* Required task *
Reproduce the whole listing, character for character.

* Raw data *
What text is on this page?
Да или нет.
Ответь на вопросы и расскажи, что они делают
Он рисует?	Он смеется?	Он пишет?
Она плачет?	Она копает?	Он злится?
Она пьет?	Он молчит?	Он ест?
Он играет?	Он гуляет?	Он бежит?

* Exercise result *
What text is on this page?
Да или нет.
Ответь на вопросы и расскажи, что они делают
Он рисует?	Он смеется?	Он пишет?
Она плачет?	Она копает?	Он злится?
Она пьет?	Он молчит?	Он ест?
Он играет?	Он гуляет?	Он бежит?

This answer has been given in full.